Data in this exercise
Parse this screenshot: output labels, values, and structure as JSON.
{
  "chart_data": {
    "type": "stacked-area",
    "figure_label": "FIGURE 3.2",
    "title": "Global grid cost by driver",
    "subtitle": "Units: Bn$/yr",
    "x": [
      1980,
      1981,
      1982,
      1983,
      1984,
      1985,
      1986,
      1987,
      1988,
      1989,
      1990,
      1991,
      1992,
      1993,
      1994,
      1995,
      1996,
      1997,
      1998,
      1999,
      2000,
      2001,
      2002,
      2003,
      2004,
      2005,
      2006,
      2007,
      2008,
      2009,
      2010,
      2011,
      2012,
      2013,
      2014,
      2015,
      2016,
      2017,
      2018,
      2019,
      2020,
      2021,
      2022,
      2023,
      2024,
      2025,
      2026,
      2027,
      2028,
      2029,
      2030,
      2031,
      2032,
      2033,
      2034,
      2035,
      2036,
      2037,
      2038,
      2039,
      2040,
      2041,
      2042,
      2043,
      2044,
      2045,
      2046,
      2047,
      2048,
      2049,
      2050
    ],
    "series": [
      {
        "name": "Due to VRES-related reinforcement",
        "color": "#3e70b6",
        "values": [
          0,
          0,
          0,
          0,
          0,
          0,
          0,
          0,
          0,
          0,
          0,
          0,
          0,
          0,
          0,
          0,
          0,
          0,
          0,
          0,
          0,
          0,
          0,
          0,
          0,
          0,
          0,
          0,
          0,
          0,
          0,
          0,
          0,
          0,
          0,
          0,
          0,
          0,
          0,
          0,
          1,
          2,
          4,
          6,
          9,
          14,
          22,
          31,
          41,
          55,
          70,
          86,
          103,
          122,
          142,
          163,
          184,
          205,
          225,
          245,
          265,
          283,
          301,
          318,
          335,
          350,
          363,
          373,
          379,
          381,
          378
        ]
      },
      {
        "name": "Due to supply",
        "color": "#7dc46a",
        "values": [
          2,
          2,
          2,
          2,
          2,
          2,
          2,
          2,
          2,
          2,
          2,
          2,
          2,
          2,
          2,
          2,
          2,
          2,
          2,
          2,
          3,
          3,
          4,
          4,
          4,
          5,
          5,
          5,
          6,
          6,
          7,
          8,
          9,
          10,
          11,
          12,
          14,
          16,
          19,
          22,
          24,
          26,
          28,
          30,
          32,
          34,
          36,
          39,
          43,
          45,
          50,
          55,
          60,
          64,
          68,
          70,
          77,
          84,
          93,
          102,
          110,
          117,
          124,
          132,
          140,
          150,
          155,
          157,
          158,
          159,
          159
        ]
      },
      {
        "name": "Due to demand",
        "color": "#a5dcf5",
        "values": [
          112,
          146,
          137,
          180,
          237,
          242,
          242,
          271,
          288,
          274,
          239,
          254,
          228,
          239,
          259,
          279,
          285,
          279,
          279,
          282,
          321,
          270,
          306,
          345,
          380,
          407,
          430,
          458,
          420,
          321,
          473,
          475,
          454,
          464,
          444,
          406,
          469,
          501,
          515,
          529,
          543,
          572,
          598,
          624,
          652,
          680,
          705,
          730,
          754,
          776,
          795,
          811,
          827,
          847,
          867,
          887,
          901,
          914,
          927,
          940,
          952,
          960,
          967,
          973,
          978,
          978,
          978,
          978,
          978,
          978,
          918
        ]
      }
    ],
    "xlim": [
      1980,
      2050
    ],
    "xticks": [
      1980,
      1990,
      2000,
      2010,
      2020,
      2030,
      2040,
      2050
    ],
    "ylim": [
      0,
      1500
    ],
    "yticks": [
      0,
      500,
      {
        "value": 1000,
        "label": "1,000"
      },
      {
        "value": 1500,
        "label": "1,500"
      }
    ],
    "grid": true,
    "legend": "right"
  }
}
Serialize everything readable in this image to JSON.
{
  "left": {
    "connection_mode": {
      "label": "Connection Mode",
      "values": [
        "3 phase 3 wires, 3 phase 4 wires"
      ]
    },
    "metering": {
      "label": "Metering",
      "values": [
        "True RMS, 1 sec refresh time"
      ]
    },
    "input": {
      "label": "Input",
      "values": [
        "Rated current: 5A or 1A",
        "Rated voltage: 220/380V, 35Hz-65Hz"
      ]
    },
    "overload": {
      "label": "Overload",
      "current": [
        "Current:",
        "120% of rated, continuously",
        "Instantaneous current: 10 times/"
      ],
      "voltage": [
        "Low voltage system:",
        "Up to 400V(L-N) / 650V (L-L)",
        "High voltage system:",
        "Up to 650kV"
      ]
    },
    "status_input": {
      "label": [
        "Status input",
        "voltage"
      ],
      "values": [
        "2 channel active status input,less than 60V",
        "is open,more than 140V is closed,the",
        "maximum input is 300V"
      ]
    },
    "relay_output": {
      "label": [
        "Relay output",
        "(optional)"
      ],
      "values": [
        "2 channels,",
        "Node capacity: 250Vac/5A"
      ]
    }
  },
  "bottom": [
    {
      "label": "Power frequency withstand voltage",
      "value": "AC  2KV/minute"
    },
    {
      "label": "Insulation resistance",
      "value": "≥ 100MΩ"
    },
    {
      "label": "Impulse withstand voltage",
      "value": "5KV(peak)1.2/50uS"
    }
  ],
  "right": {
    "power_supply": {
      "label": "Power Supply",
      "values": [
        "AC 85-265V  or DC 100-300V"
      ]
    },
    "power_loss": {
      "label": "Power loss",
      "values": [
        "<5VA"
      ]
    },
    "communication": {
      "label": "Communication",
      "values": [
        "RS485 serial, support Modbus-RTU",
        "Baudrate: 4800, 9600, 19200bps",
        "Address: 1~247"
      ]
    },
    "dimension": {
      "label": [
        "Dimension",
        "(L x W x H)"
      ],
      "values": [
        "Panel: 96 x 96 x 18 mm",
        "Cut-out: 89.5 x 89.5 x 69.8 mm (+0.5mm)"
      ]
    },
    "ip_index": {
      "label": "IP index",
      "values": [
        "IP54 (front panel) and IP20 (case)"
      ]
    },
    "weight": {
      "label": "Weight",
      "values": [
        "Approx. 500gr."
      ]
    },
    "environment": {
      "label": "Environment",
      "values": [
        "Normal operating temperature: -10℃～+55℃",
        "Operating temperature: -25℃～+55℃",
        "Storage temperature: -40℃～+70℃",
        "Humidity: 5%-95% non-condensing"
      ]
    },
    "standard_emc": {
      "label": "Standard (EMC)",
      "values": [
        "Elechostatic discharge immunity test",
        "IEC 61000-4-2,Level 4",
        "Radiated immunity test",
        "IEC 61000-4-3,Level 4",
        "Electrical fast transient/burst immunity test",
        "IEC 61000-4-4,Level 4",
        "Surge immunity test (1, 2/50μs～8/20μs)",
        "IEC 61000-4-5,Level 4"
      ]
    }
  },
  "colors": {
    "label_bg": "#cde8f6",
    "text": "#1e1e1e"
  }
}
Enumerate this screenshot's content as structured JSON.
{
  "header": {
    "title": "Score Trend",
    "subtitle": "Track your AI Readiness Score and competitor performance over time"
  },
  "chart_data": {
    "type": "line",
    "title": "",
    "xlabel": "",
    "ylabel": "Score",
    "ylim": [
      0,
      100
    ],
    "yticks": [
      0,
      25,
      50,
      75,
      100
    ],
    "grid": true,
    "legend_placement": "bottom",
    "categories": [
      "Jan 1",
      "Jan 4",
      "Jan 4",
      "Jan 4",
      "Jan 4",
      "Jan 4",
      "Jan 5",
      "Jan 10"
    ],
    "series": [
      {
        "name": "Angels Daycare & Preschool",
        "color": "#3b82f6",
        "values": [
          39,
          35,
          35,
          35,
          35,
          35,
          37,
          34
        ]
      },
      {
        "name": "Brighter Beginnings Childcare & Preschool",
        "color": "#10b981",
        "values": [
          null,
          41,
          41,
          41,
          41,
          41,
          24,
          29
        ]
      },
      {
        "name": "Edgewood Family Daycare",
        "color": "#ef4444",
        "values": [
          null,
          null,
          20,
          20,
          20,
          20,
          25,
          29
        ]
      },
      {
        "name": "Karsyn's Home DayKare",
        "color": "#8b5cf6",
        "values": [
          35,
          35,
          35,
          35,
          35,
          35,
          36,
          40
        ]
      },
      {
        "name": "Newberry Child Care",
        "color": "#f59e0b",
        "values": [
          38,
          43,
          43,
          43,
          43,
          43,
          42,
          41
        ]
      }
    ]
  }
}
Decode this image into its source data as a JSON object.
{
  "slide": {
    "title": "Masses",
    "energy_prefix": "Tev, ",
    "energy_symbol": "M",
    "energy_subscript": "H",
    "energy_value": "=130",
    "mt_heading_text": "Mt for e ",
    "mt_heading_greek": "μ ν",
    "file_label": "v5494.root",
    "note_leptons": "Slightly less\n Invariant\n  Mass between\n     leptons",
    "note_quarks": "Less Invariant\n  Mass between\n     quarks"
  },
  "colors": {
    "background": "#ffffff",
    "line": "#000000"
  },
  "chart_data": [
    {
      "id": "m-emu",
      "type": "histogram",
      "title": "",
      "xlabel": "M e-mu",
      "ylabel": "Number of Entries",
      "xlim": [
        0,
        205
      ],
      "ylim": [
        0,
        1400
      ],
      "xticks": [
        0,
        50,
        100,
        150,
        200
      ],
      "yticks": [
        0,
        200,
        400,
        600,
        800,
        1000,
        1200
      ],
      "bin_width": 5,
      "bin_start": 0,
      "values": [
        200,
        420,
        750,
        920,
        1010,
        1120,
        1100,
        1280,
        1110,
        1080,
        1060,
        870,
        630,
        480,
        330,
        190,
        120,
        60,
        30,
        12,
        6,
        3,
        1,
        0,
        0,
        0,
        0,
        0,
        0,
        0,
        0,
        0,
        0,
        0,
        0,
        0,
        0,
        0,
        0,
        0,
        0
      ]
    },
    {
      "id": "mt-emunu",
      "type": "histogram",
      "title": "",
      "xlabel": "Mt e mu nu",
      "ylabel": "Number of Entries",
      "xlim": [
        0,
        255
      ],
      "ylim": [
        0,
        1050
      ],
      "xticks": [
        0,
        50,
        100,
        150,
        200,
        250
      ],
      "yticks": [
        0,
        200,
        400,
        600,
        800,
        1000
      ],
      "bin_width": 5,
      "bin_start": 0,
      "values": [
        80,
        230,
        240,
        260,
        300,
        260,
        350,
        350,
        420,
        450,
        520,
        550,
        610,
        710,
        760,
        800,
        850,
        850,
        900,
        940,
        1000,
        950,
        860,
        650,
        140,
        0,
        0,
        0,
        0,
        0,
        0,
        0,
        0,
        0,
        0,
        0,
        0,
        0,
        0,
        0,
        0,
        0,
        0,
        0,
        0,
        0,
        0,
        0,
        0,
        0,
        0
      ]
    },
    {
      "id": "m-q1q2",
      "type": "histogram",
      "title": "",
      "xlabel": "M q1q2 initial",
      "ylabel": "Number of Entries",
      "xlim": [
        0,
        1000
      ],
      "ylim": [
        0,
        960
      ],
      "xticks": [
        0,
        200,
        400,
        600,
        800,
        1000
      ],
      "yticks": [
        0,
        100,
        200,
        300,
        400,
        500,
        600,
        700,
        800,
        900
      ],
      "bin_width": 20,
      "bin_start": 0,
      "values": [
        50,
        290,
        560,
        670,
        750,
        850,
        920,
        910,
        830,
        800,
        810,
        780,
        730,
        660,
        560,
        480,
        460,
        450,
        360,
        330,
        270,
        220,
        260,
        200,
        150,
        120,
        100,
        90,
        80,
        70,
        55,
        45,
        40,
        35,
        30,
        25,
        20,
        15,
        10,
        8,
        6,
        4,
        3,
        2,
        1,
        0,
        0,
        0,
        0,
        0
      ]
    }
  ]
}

What the exercise asks
In the records above, tally the lines where the word "Score" appears, and give the number and nothing else.

The solution
3